# [Stated task]
Locate and copy all lines bearing the word "CH₂M".

Records from a dataset
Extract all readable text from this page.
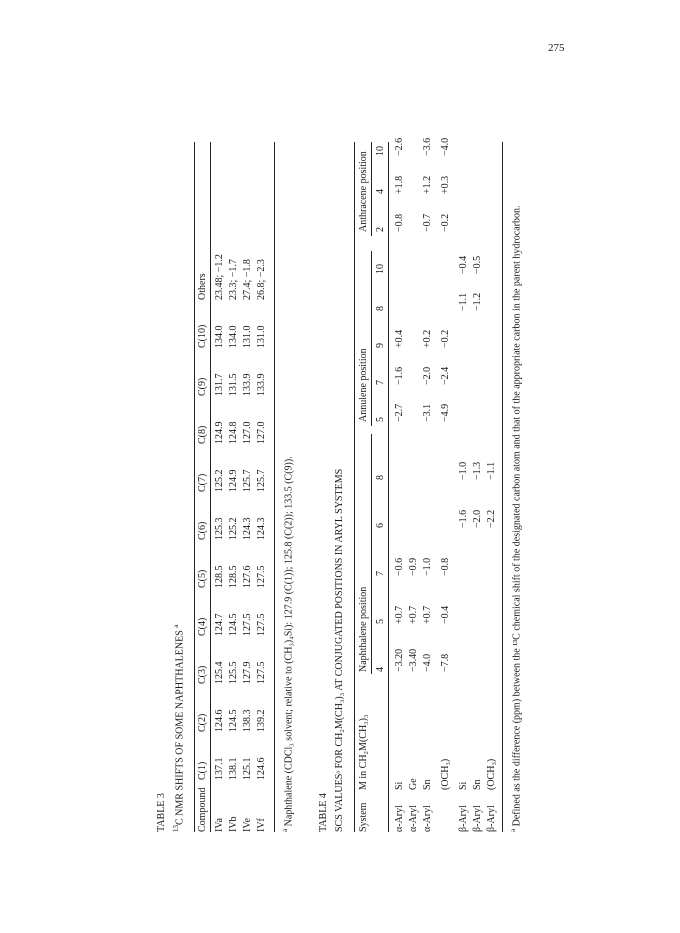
275
TABLE 3 $^{13}$C NMR SHIFTS OF SOME NAPHTHALENES $^a$
Compound
C(1)
C(2)
C(3)
C(4)
C(5)
C(6)
C(7)
C(8)
C(9)
C(10)
Others
IVa
137.1
124.6
125.4
124.7
128.5
125.3
125.2
124.9
131.7
134.0
23.48; −1.2
IVb
138.1
124.5
125.5
124.5
128.5
125.2
124.9
124.8
131.5
134.0
23.3; −1.7
IVe
125.1
138.3
127.9
127.5
127.6
124.3
125.7
127.0
133.9
131.0
27.4; −1.8
IVf
124.6
139.2
127.5
127.5
127.5
124.3
125.7
127.0
133.9
131.0
26.8; −2.3
$^a$ Naphthalene (CDCl₃ solvent; relative to (CH₃)₄Si): 127.9 (C(1)); 125.8 (C(2)); 133.5 (C(9)). TABLE 4 SCS VALUESᵃ FOR CH₂M(CH₃)₃ AT CONJUGATED POSITIONS IN ARYL SYSTEMS System
M in CH₂M(CH₃)₃
Naphthalene position
Annulene position
Anthracene position
4
5
7
6
8
5
7
9
8
10
2
4
10
α-Aryl
Si
−3.20
+0.7
−0.6
−2.7
−1.6
+0.4
−0.8
+1.8
−2.6
α-Aryl
Ge
−3.40
+0.7
−0.9
α-Aryl
Sn
−4.0
+0.7
−1.0
−3.1
−2.0
+0.2
−0.7
+1.2
−3.6
(OCH₃)
−7.8
−0.4
−0.8
−4.9
−2.4
−0.2
−0.2
+0.3
−4.0
β-Aryl
Si
−1.6
−1.0
−1.1
−0.4
β-Aryl
Sn
−2.0
−1.3
−1.2
−0.5
β-Aryl
(OCH₃)
−2.2
−1.1
$^a$ Defined as the difference (ppm) between the ¹³C chemical shift of the designated carbon atom and that of the appropriate carbon in the parent hydrocarbon.
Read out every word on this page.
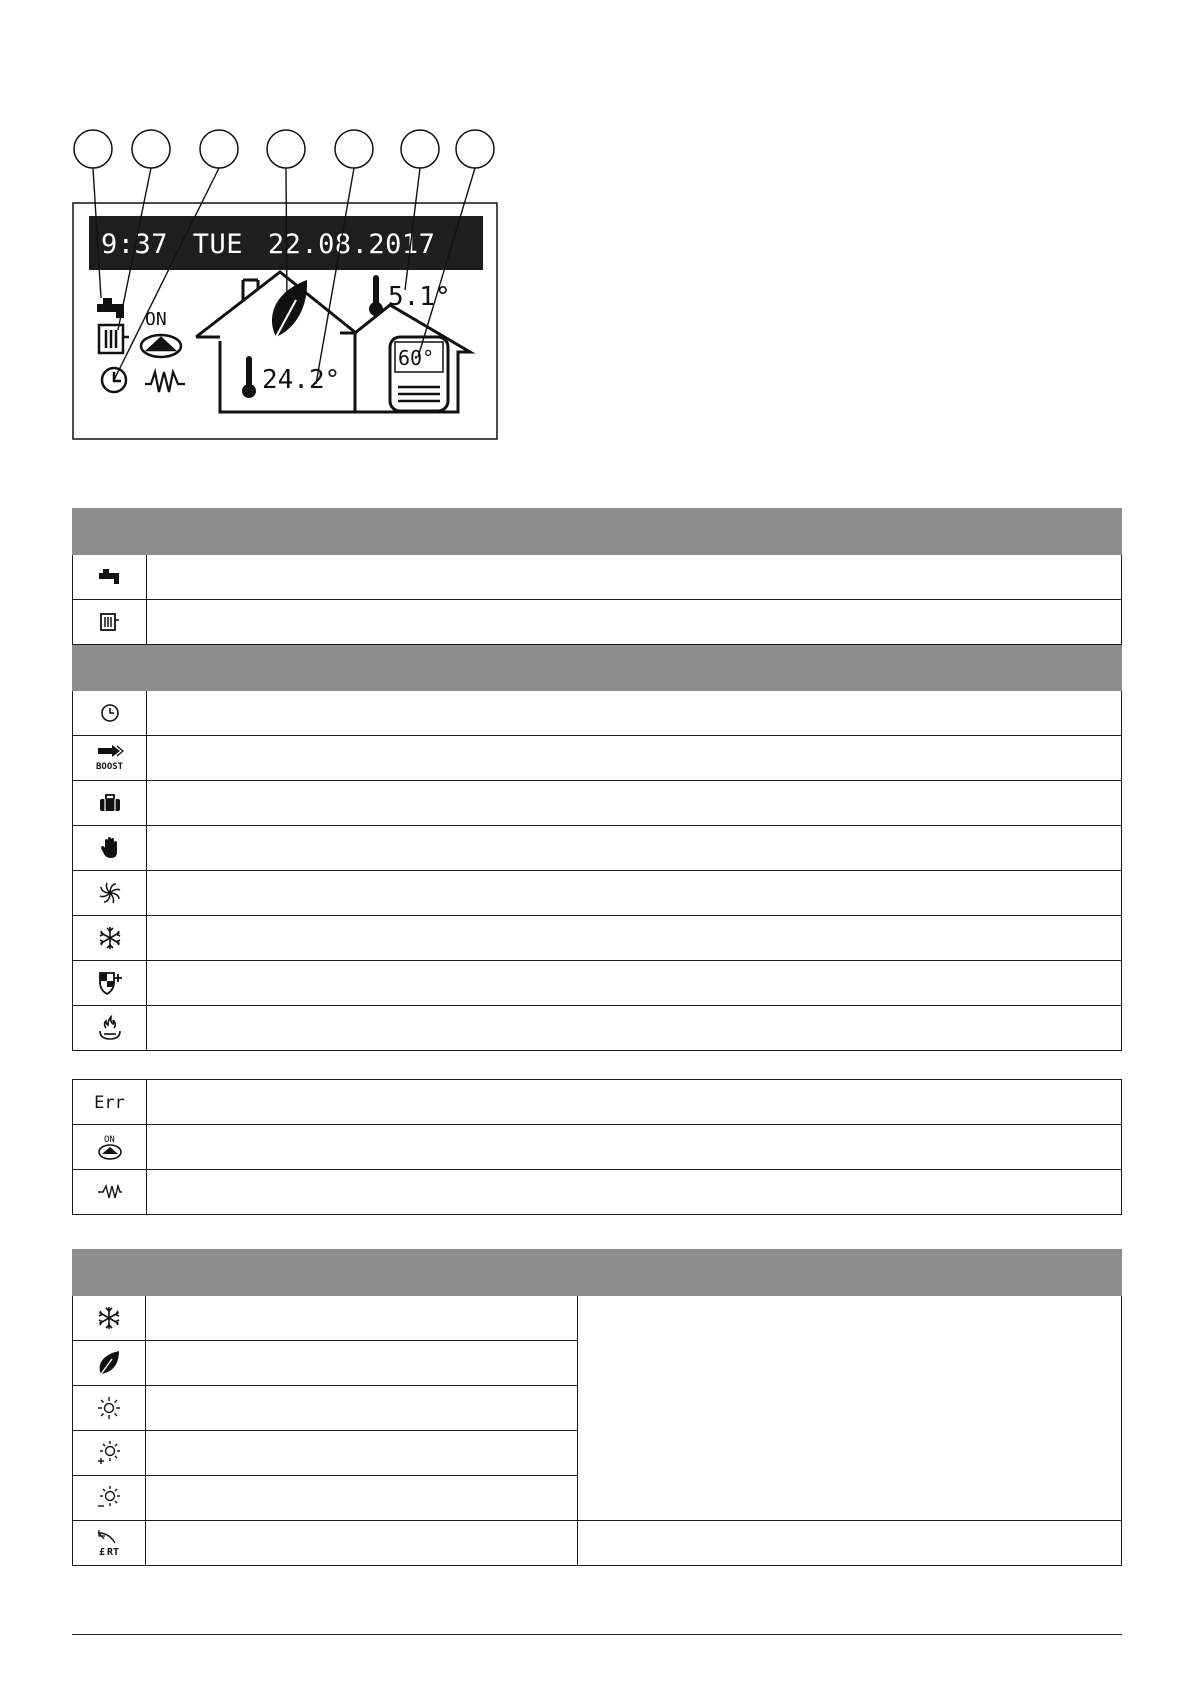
9:37 TUE 22.08.2017
60°
24.2°
5.1°
ON

BOOST	

Err	

ON	

£ RT		
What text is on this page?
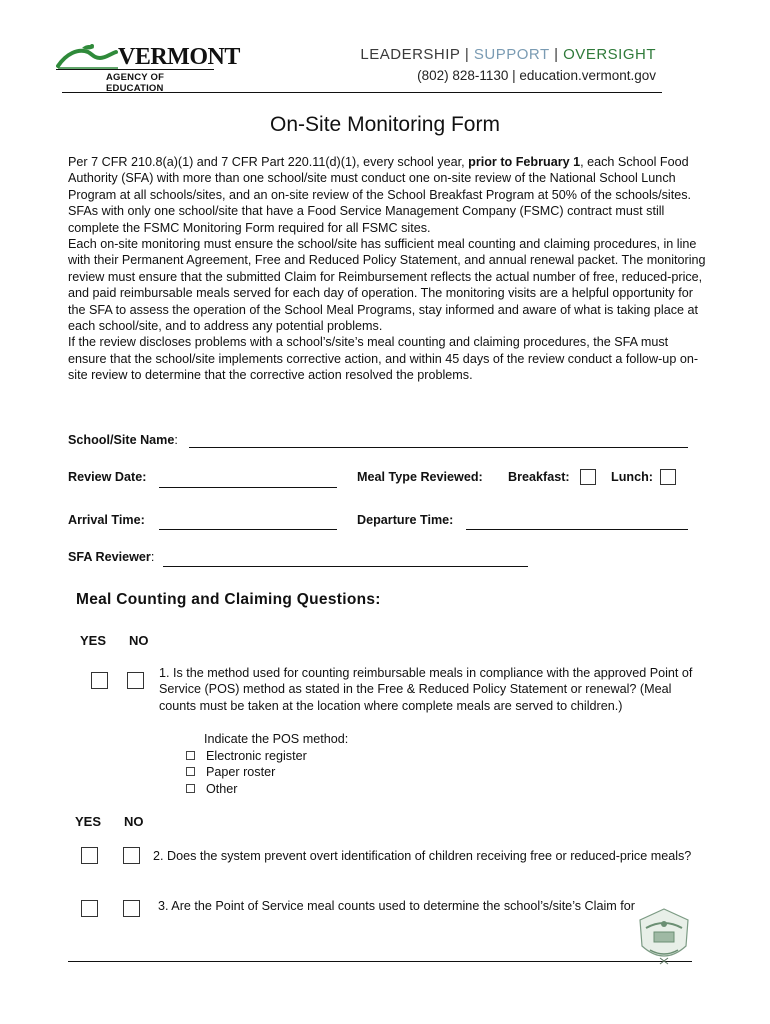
VERMONT
AGENCY OF EDUCATION
LEADERSHIP | SUPPORT | OVERSIGHT
(802) 828-1130 | education.vermont.gov
On-Site Monitoring Form

Per 7 CFR 210.8(a)(1) and 7 CFR Part 220.11(d)(1), every school year, prior to February 1, each School Food Authority (SFA) with more than one school/site must conduct one on-site review of the National School Lunch Program at all schools/sites, and an on-site review of the School Breakfast Program at 50% of the schools/sites. SFAs with only one school/site that have a Food Service Management Company (FSMC) contract must still complete the FSMC Monitoring Form required for all FSMC sites.

Each on-site monitoring must ensure the school/site has sufficient meal counting and claiming procedures, in line with their Permanent Agreement, Free and Reduced Policy Statement, and annual renewal packet. The monitoring review must ensure that the submitted Claim for Reimbursement reflects the actual number of free, reduced-price, and paid reimbursable meals served for each day of operation. The monitoring visits are a helpful opportunity for the SFA to assess the operation of the School Meal Programs, stay informed and aware of what is taking place at each school/site, and to address any potential problems.

If the review discloses problems with a school’s/site’s meal counting and claiming procedures, the SFA must ensure that the school/site implements corrective action, and within 45 days of the review conduct a follow-up on-site review to determine that the corrective action resolved the problems.

School/Site Name:
Review Date:	Meal Type Reviewed: Breakfast:	Lunch:
Arrival Time:	Departure Time:
SFA Reviewer:
Meal Counting and Claiming Questions:
YES NO
1. Is the method used for counting reimbursable meals in compliance with the approved Point of Service (POS) method as stated in the Free & Reduced Policy Statement or renewal? (Meal counts must be taken at the location where complete meals are served to children.)
Indicate the POS method:
Electronic register
Paper roster
Other
YES NO
2. Does the system prevent overt identification of children receiving free or reduced-price meals?
3. Are the Point of Service meal counts used to determine the school’s/site’s Claim for
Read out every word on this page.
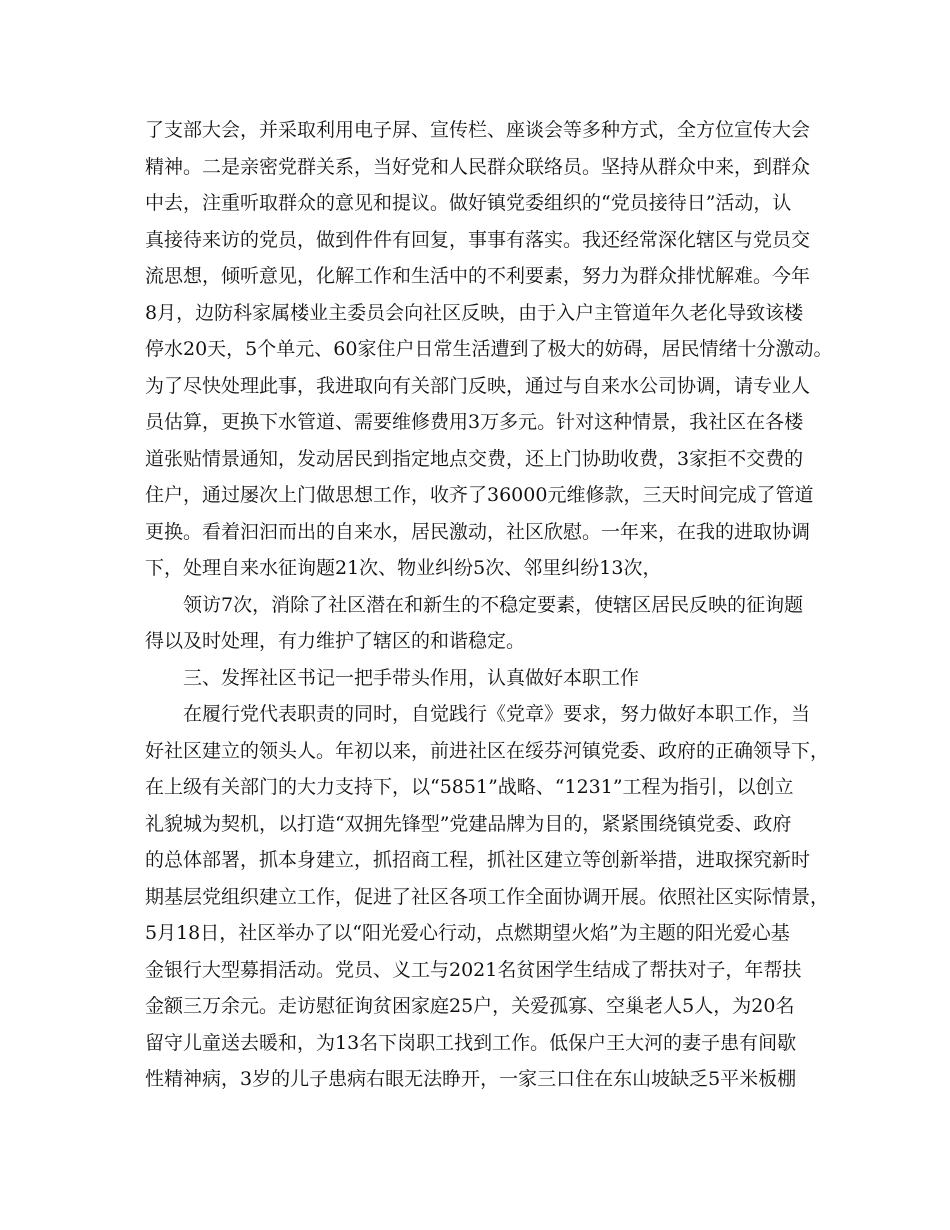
了支部大会，并采取利用电子屏、宣传栏、座谈会等多种方式，全方位宣传大会
精神。二是亲密党群关系，当好党和人民群众联络员。坚持从群众中来，到群众
中去，注重听取群众的意见和提议。做好镇党委组织的“党员接待日”活动，认
真接待来访的党员，做到件件有回复，事事有落实。我还经常深化辖区与党员交
流思想，倾听意见，化解工作和生活中的不利要素，努力为群众排忧解难。今年
8月，边防科家属楼业主委员会向社区反映，由于入户主管道年久老化导致该楼
停水20天，5个单元、60家住户日常生活遭到了极大的妨碍，居民情绪十分激动。
为了尽快处理此事，我进取向有关部门反映，通过与自来水公司协调，请专业人
员估算，更换下水管道、需要维修费用3万多元。针对这种情景，我社区在各楼
道张贴情景通知，发动居民到指定地点交费，还上门协助收费，3家拒不交费的
住户，通过屡次上门做思想工作，收齐了36000元维修款，三天时间完成了管道
更换。看着汩汩而出的自来水，居民激动，社区欣慰。一年来，在我的进取协调
下，处理自来水征询题21次、物业纠纷5次、邻里纠纷13次，
领访7次，消除了社区潜在和新生的不稳定要素，使辖区居民反映的征询题
得以及时处理，有力维护了辖区的和谐稳定。
三、发挥社区书记一把手带头作用，认真做好本职工作
在履行党代表职责的同时，自觉践行《党章》要求，努力做好本职工作，当
好社区建立的领头人。年初以来，前进社区在绥芬河镇党委、政府的正确领导下，
在上级有关部门的大力支持下，以“5851”战略、“1231”工程为指引，以创立
礼貌城为契机，以打造“双拥先锋型”党建品牌为目的，紧紧围绕镇党委、政府
的总体部署，抓本身建立，抓招商工程，抓社区建立等创新举措，进取探究新时
期基层党组织建立工作，促进了社区各项工作全面协调开展。依照社区实际情景，
5月18日，社区举办了以“阳光爱心行动，点燃期望火焰”为主题的阳光爱心基
金银行大型募捐活动。党员、义工与2021名贫困学生结成了帮扶对子，年帮扶
金额三万余元。走访慰征询贫困家庭25户，关爱孤寡、空巢老人5人，为20名
留守儿童送去暖和，为13名下岗职工找到工作。低保户王大河的妻子患有间歇
性精神病，3岁的儿子患病右眼无法睁开，一家三口住在东山坡缺乏5平米板棚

# [Exercise answer]
$^a$ Naphthalene (CDCl₃ solvent; relative to (CH₃)₄Si): 127.9 (C(1)); 125.8 (C(2)); 133.5 (C(9)). TABLE 4 SCS VALUESᵃ FOR CH₂M(CH₃)₃ AT CONJUGATED POSITIONS IN ARYL SYSTEMS System
M in CH₂M(CH₃)₃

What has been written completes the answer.